• [Directions for this task]
All of the material below is to be retyped exactly.
Start of Provided records
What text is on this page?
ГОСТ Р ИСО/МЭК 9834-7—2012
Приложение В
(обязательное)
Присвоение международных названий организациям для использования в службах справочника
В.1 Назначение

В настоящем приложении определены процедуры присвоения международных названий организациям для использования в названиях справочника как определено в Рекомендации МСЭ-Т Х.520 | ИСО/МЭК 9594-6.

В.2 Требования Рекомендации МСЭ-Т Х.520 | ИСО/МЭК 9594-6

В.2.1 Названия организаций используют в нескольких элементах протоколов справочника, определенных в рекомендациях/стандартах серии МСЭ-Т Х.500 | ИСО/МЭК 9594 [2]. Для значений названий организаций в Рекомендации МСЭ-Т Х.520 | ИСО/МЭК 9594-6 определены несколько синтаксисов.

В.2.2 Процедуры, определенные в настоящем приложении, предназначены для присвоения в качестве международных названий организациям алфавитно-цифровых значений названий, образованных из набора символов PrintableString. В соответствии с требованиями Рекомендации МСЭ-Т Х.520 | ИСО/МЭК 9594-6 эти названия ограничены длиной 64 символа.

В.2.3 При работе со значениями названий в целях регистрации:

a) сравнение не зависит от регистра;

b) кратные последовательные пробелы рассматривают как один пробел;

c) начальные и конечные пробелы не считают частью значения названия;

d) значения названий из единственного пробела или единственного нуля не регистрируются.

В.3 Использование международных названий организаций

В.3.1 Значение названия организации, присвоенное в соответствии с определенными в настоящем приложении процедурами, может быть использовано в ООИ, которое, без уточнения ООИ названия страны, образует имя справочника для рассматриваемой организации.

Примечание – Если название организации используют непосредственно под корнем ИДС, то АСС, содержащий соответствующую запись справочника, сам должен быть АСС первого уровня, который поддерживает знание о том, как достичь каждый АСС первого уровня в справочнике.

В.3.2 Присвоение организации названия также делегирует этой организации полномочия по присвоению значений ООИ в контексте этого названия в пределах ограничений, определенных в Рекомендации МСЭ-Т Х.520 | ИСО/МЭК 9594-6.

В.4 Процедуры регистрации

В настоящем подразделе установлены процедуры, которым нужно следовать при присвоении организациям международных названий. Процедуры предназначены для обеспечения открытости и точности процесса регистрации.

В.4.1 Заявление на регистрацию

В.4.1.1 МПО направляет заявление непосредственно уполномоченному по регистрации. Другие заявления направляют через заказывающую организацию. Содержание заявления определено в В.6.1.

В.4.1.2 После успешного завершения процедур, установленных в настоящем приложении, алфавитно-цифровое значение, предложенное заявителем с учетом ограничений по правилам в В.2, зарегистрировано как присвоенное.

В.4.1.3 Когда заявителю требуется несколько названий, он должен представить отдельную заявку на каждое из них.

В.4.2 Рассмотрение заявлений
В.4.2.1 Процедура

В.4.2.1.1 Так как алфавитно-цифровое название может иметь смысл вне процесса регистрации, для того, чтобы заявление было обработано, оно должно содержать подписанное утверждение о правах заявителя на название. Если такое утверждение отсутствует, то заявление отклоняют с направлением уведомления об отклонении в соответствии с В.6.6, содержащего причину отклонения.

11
End of Provided records
• [Written response]
What text is on this page?
ГОСТ Р ИСО/МЭК 9834-7—2012
Приложение В
(обязательное)
Присвоение международных названий организациям для использования в службах справочника
В.1 Назначение

В настоящем приложении определены процедуры присвоения международных названий организациям для использования в названиях справочника как определено в Рекомендации МСЭ-Т Х.520 | ИСО/МЭК 9594-6.

В.2 Требования Рекомендации МСЭ-Т Х.520 | ИСО/МЭК 9594-6

В.2.1 Названия организаций используют в нескольких элементах протоколов справочника, определенных в рекомендациях/стандартах серии МСЭ-Т Х.500 | ИСО/МЭК 9594 [2]. Для значений названий организаций в Рекомендации МСЭ-Т Х.520 | ИСО/МЭК 9594-6 определены несколько синтаксисов.

В.2.2 Процедуры, определенные в настоящем приложении, предназначены для присвоения в качестве международных названий организациям алфавитно-цифровых значений названий, образованных из набора символов PrintableString. В соответствии с требованиями Рекомендации МСЭ-Т Х.520 | ИСО/МЭК 9594-6 эти названия ограничены длиной 64 символа.

В.2.3 При работе со значениями названий в целях регистрации:

a) сравнение не зависит от регистра;

b) кратные последовательные пробелы рассматривают как один пробел;

c) начальные и конечные пробелы не считают частью значения названия;

d) значения названий из единственного пробела или единственного нуля не регистрируются.

В.3 Использование международных названий организаций

В.3.1 Значение названия организации, присвоенное в соответствии с определенными в настоящем приложении процедурами, может быть использовано в ООИ, которое, без уточнения ООИ названия страны, образует имя справочника для рассматриваемой организации.

Примечание – Если название организации используют непосредственно под корнем ИДС, то АСС, содержащий соответствующую запись справочника, сам должен быть АСС первого уровня, который поддерживает знание о том, как достичь каждый АСС первого уровня в справочнике.

В.3.2 Присвоение организации названия также делегирует этой организации полномочия по присвоению значений ООИ в контексте этого названия в пределах ограничений, определенных в Рекомендации МСЭ-Т Х.520 | ИСО/МЭК 9594-6.

В.4 Процедуры регистрации

В настоящем подразделе установлены процедуры, которым нужно следовать при присвоении организациям международных названий. Процедуры предназначены для обеспечения открытости и точности процесса регистрации.

В.4.1 Заявление на регистрацию

В.4.1.1 МПО направляет заявление непосредственно уполномоченному по регистрации. Другие заявления направляют через заказывающую организацию. Содержание заявления определено в В.6.1.

В.4.1.2 После успешного завершения процедур, установленных в настоящем приложении, алфавитно-цифровое значение, предложенное заявителем с учетом ограничений по правилам в В.2, зарегистрировано как присвоенное.

В.4.1.3 Когда заявителю требуется несколько названий, он должен представить отдельную заявку на каждое из них.

В.4.2 Рассмотрение заявлений
В.4.2.1 Процедура

В.4.2.1.1 Так как алфавитно-цифровое название может иметь смысл вне процесса регистрации, для того, чтобы заявление было обработано, оно должно содержать подписанное утверждение о правах заявителя на название. Если такое утверждение отсутствует, то заявление отклоняют с направлением уведомления об отклонении в соответствии с В.6.6, содержащего причину отклонения.

11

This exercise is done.